— Begin DATA PROVIDED —

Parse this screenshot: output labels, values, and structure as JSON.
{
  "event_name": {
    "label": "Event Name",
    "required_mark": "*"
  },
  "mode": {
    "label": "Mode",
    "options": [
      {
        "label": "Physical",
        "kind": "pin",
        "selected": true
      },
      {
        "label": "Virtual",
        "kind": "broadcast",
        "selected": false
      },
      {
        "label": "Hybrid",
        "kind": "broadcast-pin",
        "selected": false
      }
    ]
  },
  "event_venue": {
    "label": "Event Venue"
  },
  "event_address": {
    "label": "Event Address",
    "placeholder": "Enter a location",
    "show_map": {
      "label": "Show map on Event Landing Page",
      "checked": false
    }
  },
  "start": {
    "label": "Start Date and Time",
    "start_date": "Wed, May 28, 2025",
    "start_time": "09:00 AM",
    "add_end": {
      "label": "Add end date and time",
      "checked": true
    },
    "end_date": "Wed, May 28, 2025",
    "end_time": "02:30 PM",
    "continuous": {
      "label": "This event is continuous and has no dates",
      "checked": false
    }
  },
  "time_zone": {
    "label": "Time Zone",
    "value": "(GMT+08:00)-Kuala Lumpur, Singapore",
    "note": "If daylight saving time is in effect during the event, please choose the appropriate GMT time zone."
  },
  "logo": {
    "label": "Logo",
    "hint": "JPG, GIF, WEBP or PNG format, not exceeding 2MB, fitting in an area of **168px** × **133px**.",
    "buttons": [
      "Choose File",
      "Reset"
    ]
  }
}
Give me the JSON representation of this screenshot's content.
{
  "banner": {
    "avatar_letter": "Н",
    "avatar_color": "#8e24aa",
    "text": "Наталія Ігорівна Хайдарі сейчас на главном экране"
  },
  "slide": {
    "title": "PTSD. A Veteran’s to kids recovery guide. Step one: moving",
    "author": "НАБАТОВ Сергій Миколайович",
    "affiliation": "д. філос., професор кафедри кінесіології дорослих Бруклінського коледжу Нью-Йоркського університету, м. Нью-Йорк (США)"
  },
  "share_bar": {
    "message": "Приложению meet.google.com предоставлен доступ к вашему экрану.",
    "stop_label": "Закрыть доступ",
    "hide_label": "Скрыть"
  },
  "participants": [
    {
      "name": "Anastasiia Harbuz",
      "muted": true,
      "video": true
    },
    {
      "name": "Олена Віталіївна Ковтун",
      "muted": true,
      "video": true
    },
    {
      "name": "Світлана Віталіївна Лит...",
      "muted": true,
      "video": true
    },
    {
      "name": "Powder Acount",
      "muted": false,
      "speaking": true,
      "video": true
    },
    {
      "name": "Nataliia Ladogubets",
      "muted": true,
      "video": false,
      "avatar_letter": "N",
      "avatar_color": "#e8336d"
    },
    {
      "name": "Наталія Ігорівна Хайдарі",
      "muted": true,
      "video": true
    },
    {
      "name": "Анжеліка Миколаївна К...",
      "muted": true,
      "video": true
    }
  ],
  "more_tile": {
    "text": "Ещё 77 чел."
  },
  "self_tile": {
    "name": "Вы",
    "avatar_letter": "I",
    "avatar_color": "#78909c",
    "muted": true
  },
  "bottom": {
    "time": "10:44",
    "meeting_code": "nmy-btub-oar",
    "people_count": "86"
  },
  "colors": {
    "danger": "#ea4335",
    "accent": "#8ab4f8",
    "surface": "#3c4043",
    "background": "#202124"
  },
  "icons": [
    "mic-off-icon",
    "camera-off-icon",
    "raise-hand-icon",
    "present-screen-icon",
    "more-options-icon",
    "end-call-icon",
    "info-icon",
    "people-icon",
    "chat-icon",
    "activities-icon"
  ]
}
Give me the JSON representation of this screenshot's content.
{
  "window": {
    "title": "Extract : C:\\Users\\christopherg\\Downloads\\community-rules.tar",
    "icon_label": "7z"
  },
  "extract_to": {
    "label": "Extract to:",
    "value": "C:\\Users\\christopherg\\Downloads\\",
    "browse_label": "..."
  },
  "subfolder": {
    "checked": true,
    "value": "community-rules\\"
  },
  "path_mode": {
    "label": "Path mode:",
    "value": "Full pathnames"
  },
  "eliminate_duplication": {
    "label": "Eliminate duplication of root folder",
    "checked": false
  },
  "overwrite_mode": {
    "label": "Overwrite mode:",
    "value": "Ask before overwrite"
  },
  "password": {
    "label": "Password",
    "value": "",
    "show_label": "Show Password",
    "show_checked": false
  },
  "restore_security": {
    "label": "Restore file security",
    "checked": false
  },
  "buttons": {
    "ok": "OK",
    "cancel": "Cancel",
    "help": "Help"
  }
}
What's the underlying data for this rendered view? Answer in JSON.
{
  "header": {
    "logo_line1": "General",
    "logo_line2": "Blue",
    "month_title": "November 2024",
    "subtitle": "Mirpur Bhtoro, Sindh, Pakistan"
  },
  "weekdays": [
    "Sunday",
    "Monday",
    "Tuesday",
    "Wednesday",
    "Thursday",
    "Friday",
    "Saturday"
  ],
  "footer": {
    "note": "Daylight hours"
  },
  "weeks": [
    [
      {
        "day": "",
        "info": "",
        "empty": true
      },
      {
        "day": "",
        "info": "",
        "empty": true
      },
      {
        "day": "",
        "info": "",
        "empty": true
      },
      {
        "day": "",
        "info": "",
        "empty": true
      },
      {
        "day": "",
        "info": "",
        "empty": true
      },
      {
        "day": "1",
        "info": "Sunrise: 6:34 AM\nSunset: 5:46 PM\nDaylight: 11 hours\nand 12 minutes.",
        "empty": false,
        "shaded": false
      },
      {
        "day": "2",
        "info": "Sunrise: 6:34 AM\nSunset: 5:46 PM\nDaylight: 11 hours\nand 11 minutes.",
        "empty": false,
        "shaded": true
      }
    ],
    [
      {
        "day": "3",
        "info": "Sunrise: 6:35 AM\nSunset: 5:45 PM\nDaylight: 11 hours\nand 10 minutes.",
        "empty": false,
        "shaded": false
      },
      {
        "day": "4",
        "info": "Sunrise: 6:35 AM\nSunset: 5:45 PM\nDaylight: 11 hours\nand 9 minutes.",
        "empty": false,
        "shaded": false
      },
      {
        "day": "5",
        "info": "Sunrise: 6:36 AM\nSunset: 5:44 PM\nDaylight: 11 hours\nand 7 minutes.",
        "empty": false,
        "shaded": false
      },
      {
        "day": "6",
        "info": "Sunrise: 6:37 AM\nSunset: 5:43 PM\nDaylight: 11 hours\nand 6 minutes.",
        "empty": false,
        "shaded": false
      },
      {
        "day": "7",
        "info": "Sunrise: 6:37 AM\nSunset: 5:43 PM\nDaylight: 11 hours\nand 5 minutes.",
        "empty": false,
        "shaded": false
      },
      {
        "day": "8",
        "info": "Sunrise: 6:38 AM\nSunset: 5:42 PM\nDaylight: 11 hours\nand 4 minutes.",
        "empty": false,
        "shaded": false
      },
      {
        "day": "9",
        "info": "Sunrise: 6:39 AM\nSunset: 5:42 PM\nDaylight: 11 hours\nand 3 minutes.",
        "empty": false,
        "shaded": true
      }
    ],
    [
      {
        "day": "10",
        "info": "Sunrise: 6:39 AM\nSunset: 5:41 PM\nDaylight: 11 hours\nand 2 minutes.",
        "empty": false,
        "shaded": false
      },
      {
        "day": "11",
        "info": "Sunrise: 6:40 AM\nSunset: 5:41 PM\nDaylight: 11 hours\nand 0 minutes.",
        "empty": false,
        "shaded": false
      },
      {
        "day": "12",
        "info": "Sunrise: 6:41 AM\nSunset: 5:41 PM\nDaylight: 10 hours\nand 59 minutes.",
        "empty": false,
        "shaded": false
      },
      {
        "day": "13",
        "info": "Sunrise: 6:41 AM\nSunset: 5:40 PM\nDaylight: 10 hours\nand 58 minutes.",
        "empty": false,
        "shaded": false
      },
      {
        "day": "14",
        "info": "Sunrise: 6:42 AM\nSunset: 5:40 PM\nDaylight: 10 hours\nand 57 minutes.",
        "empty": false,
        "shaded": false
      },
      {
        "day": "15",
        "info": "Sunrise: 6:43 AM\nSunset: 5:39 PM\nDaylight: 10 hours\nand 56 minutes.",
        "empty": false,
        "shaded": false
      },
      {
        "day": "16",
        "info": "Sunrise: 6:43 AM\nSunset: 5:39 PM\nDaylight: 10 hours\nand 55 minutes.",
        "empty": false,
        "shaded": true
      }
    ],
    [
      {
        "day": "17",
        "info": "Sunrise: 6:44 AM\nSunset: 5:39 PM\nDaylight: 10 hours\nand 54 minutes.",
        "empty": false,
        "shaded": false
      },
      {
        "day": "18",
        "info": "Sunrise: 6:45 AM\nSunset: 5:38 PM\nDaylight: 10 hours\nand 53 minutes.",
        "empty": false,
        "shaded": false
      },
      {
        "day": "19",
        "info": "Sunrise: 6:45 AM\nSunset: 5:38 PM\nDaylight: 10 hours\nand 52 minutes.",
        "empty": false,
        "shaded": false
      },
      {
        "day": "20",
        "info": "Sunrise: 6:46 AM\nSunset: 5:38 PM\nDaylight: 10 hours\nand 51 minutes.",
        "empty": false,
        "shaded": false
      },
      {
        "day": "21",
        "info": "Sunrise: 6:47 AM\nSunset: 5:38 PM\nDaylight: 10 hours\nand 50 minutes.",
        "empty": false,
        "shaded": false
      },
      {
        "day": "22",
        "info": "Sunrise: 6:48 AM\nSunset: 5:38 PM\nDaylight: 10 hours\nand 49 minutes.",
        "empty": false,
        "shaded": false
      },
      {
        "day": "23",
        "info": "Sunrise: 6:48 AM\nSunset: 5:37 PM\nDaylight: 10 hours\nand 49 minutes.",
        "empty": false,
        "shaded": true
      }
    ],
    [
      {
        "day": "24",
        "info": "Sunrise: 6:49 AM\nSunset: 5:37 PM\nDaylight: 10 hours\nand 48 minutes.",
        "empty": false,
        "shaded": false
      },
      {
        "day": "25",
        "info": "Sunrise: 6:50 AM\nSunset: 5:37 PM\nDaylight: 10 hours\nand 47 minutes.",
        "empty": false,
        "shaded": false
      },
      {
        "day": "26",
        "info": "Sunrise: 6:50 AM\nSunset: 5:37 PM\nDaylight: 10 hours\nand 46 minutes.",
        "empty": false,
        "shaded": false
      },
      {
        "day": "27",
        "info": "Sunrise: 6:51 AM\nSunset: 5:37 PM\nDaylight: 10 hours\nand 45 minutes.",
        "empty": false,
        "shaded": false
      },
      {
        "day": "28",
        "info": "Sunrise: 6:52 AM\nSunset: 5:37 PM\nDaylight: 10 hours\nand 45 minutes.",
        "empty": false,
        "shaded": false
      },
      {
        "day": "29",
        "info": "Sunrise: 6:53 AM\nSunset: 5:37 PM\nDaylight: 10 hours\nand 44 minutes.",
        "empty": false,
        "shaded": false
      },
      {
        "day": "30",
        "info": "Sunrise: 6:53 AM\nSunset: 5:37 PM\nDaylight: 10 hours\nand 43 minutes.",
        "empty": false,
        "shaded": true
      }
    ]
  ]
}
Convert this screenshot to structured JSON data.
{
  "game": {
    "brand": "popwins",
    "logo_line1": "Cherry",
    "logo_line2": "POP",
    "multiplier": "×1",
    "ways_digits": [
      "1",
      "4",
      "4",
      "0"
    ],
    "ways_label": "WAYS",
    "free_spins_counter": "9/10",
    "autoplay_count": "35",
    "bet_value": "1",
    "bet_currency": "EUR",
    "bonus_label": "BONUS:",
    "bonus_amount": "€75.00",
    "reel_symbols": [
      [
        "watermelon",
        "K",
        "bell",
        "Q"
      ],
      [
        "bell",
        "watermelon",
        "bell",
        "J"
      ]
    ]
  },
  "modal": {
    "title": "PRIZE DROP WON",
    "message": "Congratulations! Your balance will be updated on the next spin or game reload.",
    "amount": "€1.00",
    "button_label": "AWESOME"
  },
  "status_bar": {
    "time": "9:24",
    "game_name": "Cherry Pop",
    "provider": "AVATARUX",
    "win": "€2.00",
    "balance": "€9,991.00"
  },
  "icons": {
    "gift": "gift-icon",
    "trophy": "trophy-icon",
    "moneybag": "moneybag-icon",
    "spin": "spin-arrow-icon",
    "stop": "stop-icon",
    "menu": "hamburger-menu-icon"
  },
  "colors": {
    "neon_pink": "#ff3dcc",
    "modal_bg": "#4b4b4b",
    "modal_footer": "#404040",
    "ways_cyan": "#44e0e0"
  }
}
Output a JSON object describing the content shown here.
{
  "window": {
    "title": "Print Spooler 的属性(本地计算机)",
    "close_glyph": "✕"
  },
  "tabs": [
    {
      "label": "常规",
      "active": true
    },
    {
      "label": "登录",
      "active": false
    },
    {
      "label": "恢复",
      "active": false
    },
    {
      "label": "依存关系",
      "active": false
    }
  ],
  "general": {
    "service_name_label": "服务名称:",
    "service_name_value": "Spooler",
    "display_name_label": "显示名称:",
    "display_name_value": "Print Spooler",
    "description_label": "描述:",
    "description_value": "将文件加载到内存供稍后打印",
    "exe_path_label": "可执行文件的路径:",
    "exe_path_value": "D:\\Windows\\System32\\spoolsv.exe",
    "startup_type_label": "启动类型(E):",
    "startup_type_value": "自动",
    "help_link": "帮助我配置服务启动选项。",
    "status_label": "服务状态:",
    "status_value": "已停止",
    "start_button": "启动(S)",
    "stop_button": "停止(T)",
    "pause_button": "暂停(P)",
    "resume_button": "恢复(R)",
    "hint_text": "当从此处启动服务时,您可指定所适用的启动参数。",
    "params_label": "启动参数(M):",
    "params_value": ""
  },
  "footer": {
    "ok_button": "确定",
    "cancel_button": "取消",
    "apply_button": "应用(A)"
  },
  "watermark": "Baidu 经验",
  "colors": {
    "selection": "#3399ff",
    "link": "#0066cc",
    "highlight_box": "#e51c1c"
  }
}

— End DATA PROVIDED —

◆ **YOUR TASK**: Scan the records above for the string "kind", then select every line that holds it.

◆ **THE ANSWER**:
        "kind": "pin",
        "kind": "broadcast",
        "kind": "broadcast-pin",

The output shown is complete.